▸ WHAT IS EXPECTED: Keep only the lines of the data below that contain "femmes", and copy them.

▸ ENTRIES PROVIDED:
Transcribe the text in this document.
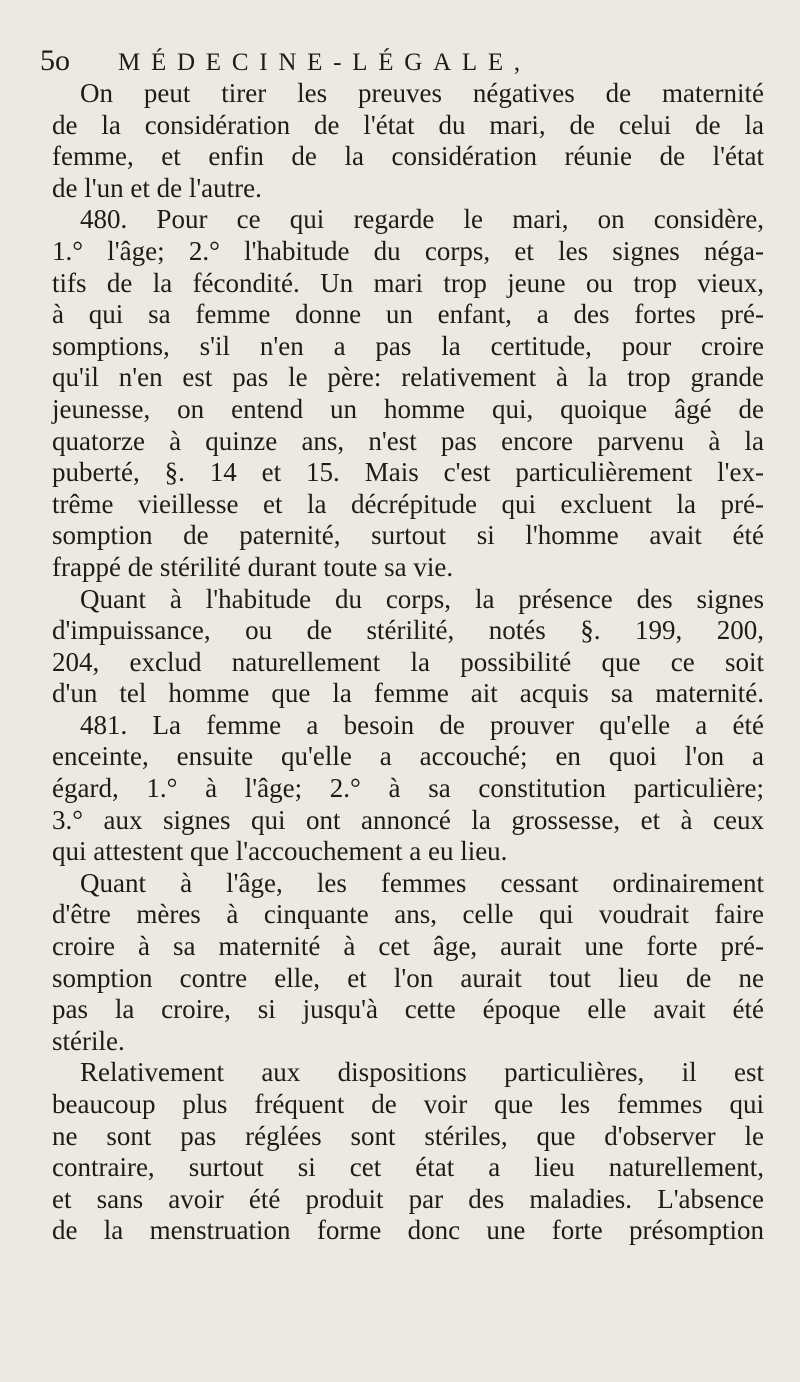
5o	MÉDECINE-LÉGALE,
On peut tirer les preuves négatives de maternité
de la considération de l'état du mari, de celui de la
femme, et enfin de la considération réunie de l'état
de l'un et de l'autre.
480. Pour ce qui regarde le mari, on considère,
1.° l'âge; 2.° l'habitude du corps, et les signes néga-
tifs de la fécondité. Un mari trop jeune ou trop vieux,
à qui sa femme donne un enfant, a des fortes pré-
somptions, s'il n'en a pas la certitude, pour croire
qu'il n'en est pas le père: relativement à la trop grande
jeunesse, on entend un homme qui, quoique âgé de
quatorze à quinze ans, n'est pas encore parvenu à la
puberté, §. 14 et 15. Mais c'est particulièrement l'ex-
trême vieillesse et la décrépitude qui excluent la pré-
somption de paternité, surtout si l'homme avait été
frappé de stérilité durant toute sa vie.
Quant à l'habitude du corps, la présence des signes
d'impuissance, ou de stérilité, notés §. 199, 200,
204, exclud naturellement la possibilité que ce soit
d'un tel homme que la femme ait acquis sa maternité.
481. La femme a besoin de prouver qu'elle a été
enceinte, ensuite qu'elle a accouché; en quoi l'on a
égard, 1.° à l'âge; 2.° à sa constitution particulière;
3.° aux signes qui ont annoncé la grossesse, et à ceux
qui attestent que l'accouchement a eu lieu.
Quant à l'âge, les femmes cessant ordinairement
d'être mères à cinquante ans, celle qui voudrait faire
croire à sa maternité à cet âge, aurait une forte pré-
somption contre elle, et l'on aurait tout lieu de ne
pas la croire, si jusqu'à cette époque elle avait été
stérile.
Relativement aux dispositions particulières, il est
beaucoup plus fréquent de voir que les femmes qui
ne sont pas réglées sont stériles, que d'observer le
contraire, surtout si cet état a lieu naturellement,
et sans avoir été produit par des maladies. L'absence
de la menstruation forme donc une forte présomption
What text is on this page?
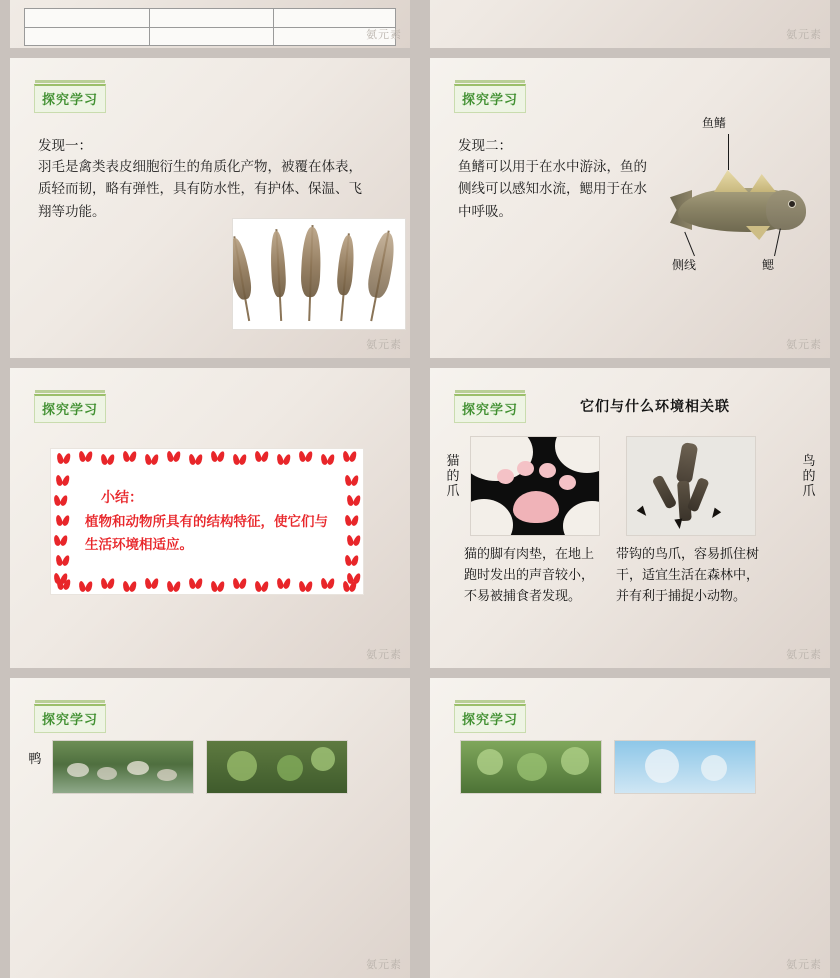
氨元素	氨元素
探究学习
发现一：
羽毛是禽类表皮细胞衍生的角质化产物，被覆在体表，质轻而韧，略有弹性，具有防水性，有护体、保温、飞翔等功能。
氨元素
探究学习
发现二：
鱼鳍可以用于在水中游泳，鱼的侧线可以感知水流，鳃用于在水中呼吸。
鱼鳍
侧线	鳃
氨元素
探究学习
小结：
植物和动物所具有的结构特征，使它们与生活环境相适应。
氨元素
探究学习	它们与什么环境相关联
猫的爪
鸟的爪
猫的脚有肉垫，在地上跑时发出的声音较小，不易被捕食者发现。
带钩的鸟爪，容易抓住树干，适宜生活在森林中，并有利于捕捉小动物。
氨元素
探究学习
鸭
氨元素
探究学习
氨元素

▸ SOLUTION:
Quant à l'âge, les femmes cessant ordinairement
beaucoup plus fréquent de voir que les femmes qui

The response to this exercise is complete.